Aim of the exercise ▸ Could you put the lines from the very first one down to and including the line containing "caribbean-islands — [410, 416, 526, 446]" into a JSON list of strings, one string per line, leaving out any blank lines?

Data supplied ▸
-*-*-

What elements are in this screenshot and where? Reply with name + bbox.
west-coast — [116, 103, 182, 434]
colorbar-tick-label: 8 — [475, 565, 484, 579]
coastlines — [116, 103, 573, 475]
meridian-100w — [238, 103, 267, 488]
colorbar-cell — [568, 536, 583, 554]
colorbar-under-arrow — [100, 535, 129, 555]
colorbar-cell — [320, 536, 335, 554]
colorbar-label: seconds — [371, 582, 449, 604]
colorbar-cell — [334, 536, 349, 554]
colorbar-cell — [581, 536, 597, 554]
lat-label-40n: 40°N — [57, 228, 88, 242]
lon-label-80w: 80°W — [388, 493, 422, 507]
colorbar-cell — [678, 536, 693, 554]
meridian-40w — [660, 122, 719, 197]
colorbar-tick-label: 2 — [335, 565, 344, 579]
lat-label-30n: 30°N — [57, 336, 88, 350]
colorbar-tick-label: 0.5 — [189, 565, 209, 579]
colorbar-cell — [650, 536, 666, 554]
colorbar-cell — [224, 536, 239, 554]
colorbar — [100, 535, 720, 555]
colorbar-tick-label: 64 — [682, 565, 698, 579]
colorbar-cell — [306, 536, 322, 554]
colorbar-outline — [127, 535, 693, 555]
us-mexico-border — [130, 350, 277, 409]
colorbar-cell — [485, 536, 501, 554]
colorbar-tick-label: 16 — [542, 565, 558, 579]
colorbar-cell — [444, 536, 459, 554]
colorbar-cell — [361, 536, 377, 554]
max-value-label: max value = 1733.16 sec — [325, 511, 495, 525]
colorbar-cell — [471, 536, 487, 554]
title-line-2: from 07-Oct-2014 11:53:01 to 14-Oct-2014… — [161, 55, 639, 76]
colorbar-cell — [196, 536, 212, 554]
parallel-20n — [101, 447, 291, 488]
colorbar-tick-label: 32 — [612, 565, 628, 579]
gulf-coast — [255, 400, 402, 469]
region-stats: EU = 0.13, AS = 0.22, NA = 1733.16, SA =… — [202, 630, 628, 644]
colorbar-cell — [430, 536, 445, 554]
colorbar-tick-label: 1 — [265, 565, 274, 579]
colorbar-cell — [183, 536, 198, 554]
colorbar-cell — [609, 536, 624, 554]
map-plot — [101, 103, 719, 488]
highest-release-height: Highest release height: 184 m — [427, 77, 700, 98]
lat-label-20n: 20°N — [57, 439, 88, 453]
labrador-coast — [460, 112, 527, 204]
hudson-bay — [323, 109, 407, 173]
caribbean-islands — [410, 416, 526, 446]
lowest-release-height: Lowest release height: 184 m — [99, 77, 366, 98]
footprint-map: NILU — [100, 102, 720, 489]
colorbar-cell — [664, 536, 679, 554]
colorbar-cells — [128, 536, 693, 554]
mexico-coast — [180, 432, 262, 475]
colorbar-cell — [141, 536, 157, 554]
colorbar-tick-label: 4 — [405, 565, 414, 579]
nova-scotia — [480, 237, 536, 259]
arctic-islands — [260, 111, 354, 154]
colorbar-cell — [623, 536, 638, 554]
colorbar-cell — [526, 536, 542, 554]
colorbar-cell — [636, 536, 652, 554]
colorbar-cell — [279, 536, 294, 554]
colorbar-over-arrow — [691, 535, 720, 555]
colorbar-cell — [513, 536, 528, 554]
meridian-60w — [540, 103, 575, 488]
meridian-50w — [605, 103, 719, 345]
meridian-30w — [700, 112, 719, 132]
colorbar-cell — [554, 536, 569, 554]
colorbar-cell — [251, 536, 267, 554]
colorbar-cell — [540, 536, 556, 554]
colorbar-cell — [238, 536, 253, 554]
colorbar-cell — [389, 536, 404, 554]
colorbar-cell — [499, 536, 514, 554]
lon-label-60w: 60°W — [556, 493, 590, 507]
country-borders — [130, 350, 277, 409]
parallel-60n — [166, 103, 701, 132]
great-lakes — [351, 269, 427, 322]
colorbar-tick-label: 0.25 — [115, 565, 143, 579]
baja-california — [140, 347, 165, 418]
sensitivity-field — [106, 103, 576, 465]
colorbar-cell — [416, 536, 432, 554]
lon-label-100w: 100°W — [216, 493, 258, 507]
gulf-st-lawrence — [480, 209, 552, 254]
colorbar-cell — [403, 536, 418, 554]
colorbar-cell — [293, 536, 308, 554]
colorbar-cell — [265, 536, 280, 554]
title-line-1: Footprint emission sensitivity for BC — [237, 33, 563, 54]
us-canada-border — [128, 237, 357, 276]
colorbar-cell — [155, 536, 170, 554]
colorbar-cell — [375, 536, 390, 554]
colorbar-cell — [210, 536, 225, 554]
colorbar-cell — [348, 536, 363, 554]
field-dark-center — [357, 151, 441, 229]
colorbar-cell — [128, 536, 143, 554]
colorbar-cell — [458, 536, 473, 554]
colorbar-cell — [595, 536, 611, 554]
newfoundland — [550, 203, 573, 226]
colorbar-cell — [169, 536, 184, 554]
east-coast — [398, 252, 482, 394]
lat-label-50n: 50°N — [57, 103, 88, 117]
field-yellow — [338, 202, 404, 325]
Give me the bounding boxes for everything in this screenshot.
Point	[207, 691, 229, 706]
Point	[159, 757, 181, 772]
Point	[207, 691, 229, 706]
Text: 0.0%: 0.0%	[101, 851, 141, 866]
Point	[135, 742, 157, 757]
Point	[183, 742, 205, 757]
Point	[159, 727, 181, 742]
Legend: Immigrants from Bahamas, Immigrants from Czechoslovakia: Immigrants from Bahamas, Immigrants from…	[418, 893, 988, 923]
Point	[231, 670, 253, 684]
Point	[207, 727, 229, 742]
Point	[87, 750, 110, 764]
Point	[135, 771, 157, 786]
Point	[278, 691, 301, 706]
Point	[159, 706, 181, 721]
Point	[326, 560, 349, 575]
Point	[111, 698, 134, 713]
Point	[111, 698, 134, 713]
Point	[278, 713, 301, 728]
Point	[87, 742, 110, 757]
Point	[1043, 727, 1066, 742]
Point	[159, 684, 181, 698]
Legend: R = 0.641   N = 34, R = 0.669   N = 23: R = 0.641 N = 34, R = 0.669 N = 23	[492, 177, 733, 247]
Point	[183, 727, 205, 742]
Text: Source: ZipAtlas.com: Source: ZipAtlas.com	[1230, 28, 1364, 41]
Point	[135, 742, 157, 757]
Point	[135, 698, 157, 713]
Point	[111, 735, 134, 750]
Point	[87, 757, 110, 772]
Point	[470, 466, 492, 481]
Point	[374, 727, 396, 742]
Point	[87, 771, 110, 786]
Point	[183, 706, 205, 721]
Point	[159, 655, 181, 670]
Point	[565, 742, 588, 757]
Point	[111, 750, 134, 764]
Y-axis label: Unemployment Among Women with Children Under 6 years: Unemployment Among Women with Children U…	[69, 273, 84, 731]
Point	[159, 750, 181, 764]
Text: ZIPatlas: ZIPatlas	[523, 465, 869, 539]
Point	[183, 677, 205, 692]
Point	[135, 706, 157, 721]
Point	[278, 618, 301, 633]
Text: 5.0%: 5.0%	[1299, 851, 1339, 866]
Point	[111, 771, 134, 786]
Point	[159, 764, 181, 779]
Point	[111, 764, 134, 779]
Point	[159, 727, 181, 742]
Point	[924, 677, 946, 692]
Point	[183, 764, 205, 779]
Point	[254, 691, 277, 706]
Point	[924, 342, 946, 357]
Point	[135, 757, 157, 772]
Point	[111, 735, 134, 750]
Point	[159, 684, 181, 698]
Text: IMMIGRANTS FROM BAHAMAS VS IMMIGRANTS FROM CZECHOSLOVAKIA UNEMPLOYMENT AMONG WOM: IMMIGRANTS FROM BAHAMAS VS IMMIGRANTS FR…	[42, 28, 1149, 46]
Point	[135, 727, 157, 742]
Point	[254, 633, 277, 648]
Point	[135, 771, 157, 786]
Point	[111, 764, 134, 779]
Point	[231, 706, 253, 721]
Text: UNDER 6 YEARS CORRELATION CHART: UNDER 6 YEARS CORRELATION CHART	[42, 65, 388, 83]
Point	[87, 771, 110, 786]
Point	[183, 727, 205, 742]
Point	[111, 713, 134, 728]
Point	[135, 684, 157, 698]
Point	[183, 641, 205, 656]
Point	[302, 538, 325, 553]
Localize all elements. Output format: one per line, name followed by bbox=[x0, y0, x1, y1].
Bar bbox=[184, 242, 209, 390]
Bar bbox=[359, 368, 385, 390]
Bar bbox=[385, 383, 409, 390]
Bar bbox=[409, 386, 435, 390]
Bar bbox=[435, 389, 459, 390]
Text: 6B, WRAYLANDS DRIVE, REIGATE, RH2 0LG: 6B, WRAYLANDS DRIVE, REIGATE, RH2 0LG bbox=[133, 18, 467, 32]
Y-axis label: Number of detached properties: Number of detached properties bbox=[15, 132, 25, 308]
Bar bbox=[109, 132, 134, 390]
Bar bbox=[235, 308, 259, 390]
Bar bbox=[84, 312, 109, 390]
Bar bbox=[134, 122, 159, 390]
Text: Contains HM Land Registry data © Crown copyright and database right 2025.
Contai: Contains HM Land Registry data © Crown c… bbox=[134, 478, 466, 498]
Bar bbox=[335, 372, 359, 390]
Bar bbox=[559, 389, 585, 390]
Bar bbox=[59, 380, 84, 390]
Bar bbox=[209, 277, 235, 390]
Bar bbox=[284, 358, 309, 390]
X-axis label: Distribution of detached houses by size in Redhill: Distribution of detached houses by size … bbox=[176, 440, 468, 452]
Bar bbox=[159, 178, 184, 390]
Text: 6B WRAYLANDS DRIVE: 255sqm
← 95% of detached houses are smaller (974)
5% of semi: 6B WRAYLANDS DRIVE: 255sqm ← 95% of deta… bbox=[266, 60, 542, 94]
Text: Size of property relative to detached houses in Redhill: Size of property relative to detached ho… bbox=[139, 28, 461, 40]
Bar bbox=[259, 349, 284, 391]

-*-*-

Task output ▸
[
  "What elements are in this screenshot and where? Reply with name + bbox.",
  "west-coast — [116, 103, 182, 434]",
  "colorbar-tick-label: 8 — [475, 565, 484, 579]",
  "coastlines — [116, 103, 573, 475]",
  "meridian-100w — [238, 103, 267, 488]",
  "colorbar-cell — [568, 536, 583, 554]",
  "colorbar-under-arrow — [100, 535, 129, 555]",
  "colorbar-cell — [320, 536, 335, 554]",
  "colorbar-label: seconds — [371, 582, 449, 604]",
  "colorbar-cell — [334, 536, 349, 554]",
  "colorbar-cell — [581, 536, 597, 554]",
  "lat-label-40n: 40°N — [57, 228, 88, 242]",
  "lon-label-80w: 80°W — [388, 493, 422, 507]",
  "colorbar-cell — [678, 536, 693, 554]",
  "meridian-40w — [660, 122, 719, 197]",
  "colorbar-tick-label: 2 — [335, 565, 344, 579]",
  "lat-label-30n: 30°N — [57, 336, 88, 350]",
  "colorbar-tick-label: 0.5 — [189, 565, 209, 579]",
  "colorbar-cell — [650, 536, 666, 554]",
  "colorbar-cell — [224, 536, 239, 554]",
  "colorbar — [100, 535, 720, 555]",
  "colorbar-tick-label: 64 — [682, 565, 698, 579]",
  "colorbar-cell — [306, 536, 322, 554]",
  "colorbar-outline — [127, 535, 693, 555]",
  "us-mexico-border — [130, 350, 277, 409]",
  "colorbar-cell — [485, 536, 501, 554]",
  "colorbar-tick-label: 16 — [542, 565, 558, 579]",
  "colorbar-cell — [444, 536, 459, 554]",
  "colorbar-cell — [361, 536, 377, 554]",
  "max-value-label: max value = 1733.16 sec — [325, 511, 495, 525]",
  "colorbar-cell — [471, 536, 487, 554]",
  "title-line-2: from 07-Oct-2014 11:53:01 to 14-Oct-2014… — [161, 55, 639, 76]",
  "colorbar-cell — [196, 536, 212, 554]",
  "parallel-20n — [101, 447, 291, 488]",
  "colorbar-tick-label: 32 — [612, 565, 628, 579]",
  "gulf-coast — [255, 400, 402, 469]",
  "region-stats: EU = 0.13, AS = 0.22, NA = 1733.16, SA =… — [202, 630, 628, 644]",
  "colorbar-cell — [430, 536, 445, 554]",
  "colorbar-tick-label: 1 — [265, 565, 274, 579]",
  "colorbar-cell — [183, 536, 198, 554]",
  "colorbar-cell — [609, 536, 624, 554]",
  "map-plot — [101, 103, 719, 488]",
  "highest-release-height: Highest release height: 184 m — [427, 77, 700, 98]",
  "lat-label-20n: 20°N — [57, 439, 88, 453]",
  "labrador-coast — [460, 112, 527, 204]",
  "hudson-bay — [323, 109, 407, 173]",
  "caribbean-islands — [410, 416, 526, 446]"
]